'''

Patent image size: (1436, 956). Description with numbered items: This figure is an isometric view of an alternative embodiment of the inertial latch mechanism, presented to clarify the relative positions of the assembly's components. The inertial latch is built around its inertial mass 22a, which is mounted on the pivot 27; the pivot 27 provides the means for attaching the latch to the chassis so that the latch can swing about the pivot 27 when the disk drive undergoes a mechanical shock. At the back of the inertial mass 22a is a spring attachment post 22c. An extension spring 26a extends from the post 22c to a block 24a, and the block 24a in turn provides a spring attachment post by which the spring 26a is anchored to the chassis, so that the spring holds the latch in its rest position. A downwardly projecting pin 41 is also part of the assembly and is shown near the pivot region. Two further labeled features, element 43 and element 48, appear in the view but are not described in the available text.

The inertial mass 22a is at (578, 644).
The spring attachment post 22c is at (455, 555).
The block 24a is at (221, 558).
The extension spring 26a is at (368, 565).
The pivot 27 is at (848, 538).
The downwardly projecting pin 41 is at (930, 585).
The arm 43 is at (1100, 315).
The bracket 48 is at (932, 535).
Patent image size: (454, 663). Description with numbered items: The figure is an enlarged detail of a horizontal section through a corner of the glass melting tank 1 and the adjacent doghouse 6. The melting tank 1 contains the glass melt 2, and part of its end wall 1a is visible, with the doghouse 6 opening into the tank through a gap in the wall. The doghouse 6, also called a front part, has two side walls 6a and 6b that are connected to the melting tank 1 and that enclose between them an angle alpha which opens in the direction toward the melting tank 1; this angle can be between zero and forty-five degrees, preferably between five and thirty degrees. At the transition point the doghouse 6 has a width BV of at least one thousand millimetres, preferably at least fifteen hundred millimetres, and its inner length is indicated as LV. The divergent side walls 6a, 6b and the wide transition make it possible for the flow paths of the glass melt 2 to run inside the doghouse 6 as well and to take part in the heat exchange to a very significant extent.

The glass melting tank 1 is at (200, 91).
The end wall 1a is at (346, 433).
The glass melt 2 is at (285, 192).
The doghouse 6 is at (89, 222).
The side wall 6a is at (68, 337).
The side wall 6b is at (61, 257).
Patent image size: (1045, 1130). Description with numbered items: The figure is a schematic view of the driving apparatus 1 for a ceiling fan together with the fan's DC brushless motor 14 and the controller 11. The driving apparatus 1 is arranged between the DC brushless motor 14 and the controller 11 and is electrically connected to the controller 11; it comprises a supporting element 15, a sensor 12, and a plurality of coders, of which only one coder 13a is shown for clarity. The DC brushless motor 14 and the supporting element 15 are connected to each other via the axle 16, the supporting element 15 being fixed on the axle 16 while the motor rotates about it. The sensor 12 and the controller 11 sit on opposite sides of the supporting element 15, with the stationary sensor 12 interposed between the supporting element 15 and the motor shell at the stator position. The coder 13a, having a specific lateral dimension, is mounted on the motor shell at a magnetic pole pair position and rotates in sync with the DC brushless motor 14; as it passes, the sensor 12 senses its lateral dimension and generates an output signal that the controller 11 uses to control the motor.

'''

# PROBLEM
Copy all of the records above word for word, keeping every line as it appears.

# SOLUTION FOR THIS PROBLEM
Patent image size: (1436, 956). Description with numbered items: This figure is an isometric view of an alternative embodiment of the inertial latch mechanism, presented to clarify the relative positions of the assembly's components. The inertial latch is built around its inertial mass 22a, which is mounted on the pivot 27; the pivot 27 provides the means for attaching the latch to the chassis so that the latch can swing about the pivot 27 when the disk drive undergoes a mechanical shock. At the back of the inertial mass 22a is a spring attachment post 22c. An extension spring 26a extends from the post 22c to a block 24a, and the block 24a in turn provides a spring attachment post by which the spring 26a is anchored to the chassis, so that the spring holds the latch in its rest position. A downwardly projecting pin 41 is also part of the assembly and is shown near the pivot region. Two further labeled features, element 43 and element 48, appear in the view but are not described in the available text.

The inertial mass 22a is at (578, 644).
The spring attachment post 22c is at (455, 555).
The block 24a is at (221, 558).
The extension spring 26a is at (368, 565).
The pivot 27 is at (848, 538).
The downwardly projecting pin 41 is at (930, 585).
The arm 43 is at (1100, 315).
The bracket 48 is at (932, 535).
Patent image size: (454, 663). Description with numbered items: The figure is an enlarged detail of a horizontal section through a corner of the glass melting tank 1 and the adjacent doghouse 6. The melting tank 1 contains the glass melt 2, and part of its end wall 1a is visible, with the doghouse 6 opening into the tank through a gap in the wall. The doghouse 6, also called a front part, has two side walls 6a and 6b that are connected to the melting tank 1 and that enclose between them an angle alpha which opens in the direction toward the melting tank 1; this angle can be between zero and forty-five degrees, preferably between five and thirty degrees. At the transition point the doghouse 6 has a width BV of at least one thousand millimetres, preferably at least fifteen hundred millimetres, and its inner length is indicated as LV. The divergent side walls 6a, 6b and the wide transition make it possible for the flow paths of the glass melt 2 to run inside the doghouse 6 as well and to take part in the heat exchange to a very significant extent.

The glass melting tank 1 is at (200, 91).
The end wall 1a is at (346, 433).
The glass melt 2 is at (285, 192).
The doghouse 6 is at (89, 222).
The side wall 6a is at (68, 337).
The side wall 6b is at (61, 257).
Patent image size: (1045, 1130). Description with numbered items: The figure is a schematic view of the driving apparatus 1 for a ceiling fan together with the fan's DC brushless motor 14 and the controller 11. The driving apparatus 1 is arranged between the DC brushless motor 14 and the controller 11 and is electrically connected to the controller 11; it comprises a supporting element 15, a sensor 12, and a plurality of coders, of which only one coder 13a is shown for clarity. The DC brushless motor 14 and the supporting element 15 are connected to each other via the axle 16, the supporting element 15 being fixed on the axle 16 while the motor rotates about it. The sensor 12 and the controller 11 sit on opposite sides of the supporting element 15, with the stationary sensor 12 interposed between the supporting element 15 and the motor shell at the stator position. The coder 13a, having a specific lateral dimension, is mounted on the motor shell at a magnetic pole pair position and rotates in sync with the DC brushless motor 14; as it passes, the sensor 12 senses its lateral dimension and generates an output signal that the controller 11 uses to control the motor.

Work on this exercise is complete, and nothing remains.